::: Dataset rows
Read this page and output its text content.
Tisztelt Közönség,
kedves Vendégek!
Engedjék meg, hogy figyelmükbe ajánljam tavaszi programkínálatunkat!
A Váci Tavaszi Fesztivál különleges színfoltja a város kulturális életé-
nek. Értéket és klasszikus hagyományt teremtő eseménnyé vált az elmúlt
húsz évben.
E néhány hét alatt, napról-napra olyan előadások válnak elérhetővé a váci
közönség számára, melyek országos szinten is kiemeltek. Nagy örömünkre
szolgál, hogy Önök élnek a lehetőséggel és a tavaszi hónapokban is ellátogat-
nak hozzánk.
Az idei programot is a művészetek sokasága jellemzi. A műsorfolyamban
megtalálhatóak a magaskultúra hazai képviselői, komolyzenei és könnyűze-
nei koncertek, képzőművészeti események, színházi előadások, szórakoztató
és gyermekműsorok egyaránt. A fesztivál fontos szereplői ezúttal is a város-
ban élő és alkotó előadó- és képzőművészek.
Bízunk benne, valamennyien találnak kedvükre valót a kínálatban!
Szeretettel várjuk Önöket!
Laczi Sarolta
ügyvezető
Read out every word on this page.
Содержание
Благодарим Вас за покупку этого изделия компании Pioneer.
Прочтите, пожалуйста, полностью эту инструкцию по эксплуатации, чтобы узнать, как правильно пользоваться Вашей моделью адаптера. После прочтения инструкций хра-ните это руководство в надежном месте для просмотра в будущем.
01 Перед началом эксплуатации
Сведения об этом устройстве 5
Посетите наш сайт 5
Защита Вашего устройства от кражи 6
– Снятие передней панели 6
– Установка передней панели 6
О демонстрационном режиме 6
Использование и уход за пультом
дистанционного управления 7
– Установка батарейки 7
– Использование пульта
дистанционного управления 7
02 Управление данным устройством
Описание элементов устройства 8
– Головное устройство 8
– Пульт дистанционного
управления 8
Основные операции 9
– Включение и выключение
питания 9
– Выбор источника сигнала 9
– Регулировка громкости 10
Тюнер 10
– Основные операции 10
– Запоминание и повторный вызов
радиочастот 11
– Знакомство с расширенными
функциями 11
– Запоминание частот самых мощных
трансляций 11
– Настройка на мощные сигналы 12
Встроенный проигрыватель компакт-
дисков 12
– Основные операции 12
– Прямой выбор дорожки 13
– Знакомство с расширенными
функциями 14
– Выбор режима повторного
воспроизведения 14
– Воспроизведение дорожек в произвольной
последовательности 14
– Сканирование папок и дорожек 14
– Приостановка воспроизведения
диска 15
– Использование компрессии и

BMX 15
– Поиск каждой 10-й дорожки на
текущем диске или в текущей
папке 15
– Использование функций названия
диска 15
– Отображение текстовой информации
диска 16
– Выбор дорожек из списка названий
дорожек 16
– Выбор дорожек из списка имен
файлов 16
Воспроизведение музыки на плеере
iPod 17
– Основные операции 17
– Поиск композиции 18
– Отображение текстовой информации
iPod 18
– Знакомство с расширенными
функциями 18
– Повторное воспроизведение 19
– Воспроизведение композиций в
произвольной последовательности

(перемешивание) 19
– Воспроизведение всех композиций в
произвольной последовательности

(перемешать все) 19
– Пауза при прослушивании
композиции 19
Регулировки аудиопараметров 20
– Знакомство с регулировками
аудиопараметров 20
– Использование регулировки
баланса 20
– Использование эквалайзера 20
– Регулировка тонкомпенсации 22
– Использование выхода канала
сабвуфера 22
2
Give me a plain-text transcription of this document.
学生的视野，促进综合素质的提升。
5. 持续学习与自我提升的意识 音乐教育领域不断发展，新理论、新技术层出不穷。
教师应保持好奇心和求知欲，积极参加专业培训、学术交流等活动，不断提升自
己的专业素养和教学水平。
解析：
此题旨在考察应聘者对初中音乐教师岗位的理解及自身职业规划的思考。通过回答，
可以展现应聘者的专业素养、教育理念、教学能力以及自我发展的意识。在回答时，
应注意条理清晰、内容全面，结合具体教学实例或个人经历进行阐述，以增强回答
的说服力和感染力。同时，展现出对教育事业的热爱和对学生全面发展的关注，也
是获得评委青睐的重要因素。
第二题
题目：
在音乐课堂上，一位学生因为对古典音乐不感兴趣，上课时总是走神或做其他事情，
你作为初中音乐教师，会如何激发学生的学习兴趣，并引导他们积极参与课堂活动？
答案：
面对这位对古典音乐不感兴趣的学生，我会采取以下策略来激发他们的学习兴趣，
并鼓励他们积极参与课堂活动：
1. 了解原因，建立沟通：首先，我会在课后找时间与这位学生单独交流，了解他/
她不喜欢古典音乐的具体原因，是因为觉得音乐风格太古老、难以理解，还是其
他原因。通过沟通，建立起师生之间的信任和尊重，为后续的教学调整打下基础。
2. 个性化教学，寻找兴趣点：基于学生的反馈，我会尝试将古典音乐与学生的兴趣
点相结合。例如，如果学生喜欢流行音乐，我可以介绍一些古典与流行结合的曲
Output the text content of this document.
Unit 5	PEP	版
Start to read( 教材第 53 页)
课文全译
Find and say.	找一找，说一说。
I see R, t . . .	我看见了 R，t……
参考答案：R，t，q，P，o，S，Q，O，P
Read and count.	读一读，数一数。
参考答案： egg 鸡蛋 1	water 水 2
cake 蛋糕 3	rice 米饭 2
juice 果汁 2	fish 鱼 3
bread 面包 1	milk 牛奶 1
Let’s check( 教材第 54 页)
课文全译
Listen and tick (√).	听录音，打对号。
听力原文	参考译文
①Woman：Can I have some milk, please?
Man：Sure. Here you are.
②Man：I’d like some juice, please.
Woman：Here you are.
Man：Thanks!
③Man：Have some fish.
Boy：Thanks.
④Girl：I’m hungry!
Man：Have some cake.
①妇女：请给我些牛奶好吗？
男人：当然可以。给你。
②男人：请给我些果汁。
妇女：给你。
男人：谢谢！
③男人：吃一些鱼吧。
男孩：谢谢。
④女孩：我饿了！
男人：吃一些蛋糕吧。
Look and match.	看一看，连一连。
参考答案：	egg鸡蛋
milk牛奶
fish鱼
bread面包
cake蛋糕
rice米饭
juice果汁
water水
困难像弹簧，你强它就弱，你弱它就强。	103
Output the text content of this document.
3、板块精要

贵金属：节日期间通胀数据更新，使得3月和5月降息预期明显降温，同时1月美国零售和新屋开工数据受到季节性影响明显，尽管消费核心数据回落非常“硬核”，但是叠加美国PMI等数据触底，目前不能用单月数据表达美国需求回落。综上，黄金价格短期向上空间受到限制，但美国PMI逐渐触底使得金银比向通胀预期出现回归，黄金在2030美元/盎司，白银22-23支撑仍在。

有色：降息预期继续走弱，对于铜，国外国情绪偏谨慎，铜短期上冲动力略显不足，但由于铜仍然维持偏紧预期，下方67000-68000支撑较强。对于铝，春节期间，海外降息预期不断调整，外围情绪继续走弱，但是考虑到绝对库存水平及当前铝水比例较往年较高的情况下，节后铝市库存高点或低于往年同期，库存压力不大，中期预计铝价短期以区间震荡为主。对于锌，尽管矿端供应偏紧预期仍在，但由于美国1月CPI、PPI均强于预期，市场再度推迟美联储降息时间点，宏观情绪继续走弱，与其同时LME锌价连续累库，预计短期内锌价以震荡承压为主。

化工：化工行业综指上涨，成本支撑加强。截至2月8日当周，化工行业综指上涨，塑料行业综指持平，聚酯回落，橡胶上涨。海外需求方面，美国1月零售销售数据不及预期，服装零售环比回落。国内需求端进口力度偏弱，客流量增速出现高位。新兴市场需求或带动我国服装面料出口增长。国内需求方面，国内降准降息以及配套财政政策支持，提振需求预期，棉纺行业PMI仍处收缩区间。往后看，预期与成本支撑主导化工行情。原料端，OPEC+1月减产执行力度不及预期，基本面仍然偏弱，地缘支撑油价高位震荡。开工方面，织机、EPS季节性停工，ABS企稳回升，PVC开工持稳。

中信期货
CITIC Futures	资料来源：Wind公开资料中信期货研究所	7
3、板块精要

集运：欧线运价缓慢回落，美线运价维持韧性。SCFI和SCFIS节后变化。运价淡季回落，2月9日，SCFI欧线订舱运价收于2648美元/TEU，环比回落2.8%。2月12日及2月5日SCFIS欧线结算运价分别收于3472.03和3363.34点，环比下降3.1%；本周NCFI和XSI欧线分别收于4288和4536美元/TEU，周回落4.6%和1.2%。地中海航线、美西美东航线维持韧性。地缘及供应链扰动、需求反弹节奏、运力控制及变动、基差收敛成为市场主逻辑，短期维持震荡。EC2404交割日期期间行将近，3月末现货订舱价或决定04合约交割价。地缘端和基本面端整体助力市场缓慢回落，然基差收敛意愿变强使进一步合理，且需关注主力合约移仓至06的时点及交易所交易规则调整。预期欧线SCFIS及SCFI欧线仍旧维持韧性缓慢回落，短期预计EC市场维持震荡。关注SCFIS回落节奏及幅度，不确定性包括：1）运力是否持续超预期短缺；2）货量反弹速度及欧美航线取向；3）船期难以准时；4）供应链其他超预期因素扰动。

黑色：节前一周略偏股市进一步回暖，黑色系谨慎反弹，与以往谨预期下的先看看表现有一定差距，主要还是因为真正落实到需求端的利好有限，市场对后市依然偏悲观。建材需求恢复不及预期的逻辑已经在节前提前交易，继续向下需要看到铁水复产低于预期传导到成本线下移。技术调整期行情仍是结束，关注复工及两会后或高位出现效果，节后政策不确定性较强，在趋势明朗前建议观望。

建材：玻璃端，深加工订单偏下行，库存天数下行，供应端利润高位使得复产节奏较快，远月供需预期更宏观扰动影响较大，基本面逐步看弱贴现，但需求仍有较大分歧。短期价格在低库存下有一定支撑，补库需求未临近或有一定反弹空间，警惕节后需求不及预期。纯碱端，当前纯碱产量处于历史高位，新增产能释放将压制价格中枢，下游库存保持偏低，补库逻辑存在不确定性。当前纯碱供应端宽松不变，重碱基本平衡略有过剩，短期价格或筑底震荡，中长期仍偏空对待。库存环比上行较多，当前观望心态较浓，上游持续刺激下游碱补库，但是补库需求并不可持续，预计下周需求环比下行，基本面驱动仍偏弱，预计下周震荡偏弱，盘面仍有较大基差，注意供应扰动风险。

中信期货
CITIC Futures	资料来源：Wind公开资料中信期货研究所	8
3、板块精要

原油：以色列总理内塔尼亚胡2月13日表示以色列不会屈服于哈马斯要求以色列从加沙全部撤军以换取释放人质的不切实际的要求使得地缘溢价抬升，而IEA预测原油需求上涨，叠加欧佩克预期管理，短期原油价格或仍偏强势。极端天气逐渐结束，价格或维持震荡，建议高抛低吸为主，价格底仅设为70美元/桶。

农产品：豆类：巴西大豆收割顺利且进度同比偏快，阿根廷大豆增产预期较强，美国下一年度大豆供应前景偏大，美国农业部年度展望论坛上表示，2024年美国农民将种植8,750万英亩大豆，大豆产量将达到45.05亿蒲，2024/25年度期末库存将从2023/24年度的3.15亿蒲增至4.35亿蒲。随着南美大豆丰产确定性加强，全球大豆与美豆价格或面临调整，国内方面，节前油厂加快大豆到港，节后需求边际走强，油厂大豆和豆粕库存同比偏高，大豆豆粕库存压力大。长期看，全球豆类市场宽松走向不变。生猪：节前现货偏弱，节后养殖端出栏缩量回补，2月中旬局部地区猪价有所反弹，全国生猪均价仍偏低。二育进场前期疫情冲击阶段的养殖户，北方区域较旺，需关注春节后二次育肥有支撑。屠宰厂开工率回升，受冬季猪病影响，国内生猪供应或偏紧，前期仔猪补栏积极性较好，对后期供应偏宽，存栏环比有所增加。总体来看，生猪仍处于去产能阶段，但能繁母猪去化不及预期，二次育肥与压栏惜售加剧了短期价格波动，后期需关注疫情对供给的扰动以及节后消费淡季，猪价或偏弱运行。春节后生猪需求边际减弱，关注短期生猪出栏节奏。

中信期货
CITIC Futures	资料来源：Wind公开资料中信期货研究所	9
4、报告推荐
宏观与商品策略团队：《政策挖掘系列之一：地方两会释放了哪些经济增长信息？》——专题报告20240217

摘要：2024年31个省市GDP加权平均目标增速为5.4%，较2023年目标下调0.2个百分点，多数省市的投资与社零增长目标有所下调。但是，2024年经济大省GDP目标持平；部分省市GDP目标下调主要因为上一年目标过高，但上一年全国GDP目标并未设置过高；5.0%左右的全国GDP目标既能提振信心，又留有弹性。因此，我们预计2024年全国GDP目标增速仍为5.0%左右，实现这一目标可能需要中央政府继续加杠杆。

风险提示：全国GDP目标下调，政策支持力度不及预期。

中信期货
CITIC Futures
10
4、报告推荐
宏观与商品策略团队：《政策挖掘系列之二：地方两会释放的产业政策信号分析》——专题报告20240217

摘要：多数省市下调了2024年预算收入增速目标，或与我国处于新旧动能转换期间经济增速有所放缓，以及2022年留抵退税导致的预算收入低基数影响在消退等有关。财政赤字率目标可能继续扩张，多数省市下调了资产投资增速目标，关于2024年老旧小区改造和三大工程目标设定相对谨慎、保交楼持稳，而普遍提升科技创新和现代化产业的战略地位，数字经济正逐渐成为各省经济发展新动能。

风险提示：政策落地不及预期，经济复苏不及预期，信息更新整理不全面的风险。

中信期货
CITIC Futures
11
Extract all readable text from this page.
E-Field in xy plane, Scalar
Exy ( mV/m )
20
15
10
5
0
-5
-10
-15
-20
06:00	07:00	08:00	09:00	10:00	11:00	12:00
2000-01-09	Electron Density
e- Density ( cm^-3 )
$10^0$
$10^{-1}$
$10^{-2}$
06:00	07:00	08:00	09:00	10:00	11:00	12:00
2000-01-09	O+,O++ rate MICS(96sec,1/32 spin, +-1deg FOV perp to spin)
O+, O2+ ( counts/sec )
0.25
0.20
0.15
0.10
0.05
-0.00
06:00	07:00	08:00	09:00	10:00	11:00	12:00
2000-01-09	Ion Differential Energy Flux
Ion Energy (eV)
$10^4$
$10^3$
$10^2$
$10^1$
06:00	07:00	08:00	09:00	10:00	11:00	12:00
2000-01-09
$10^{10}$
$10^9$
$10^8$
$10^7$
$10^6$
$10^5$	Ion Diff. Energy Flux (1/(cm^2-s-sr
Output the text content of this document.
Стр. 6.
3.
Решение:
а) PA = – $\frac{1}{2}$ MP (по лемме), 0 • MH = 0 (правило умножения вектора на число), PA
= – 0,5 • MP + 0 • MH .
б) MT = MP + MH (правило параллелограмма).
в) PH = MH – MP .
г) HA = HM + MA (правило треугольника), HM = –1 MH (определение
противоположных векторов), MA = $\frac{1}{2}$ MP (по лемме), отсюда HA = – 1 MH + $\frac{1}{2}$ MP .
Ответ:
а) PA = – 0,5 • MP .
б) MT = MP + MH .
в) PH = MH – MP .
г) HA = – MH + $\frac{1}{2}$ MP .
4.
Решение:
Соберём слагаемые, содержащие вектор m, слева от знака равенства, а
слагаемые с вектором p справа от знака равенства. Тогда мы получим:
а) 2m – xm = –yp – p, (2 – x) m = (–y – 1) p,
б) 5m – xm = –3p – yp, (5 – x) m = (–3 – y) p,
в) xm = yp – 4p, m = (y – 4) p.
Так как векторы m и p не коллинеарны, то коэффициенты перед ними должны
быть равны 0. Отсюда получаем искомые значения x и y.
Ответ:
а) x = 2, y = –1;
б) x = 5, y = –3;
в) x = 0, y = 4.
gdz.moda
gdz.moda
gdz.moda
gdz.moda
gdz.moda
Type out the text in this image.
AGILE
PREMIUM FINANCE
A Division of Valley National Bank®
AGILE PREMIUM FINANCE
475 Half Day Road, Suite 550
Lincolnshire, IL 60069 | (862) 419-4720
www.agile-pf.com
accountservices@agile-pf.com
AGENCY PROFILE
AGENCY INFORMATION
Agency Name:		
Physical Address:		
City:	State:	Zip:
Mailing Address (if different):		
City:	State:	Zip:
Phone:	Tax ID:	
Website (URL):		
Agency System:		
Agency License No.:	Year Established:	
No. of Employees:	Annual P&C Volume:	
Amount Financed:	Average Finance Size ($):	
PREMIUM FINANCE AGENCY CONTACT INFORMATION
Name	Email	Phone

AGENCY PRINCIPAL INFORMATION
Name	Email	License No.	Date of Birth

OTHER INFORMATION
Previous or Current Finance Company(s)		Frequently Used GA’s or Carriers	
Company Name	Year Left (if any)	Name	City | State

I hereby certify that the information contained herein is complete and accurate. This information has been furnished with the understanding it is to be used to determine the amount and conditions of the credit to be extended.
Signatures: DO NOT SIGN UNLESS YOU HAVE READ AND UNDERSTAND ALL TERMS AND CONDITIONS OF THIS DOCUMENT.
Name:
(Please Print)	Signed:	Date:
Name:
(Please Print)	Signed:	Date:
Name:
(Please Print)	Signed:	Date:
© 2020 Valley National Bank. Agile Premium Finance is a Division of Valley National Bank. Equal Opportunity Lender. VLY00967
::::::
[Problem details] List all lines from the entries that include the word "Основные".

[Answer for this exercise]
Основные операции 9
– Основные операции 10
– Основные операции 12
– Основные операции 17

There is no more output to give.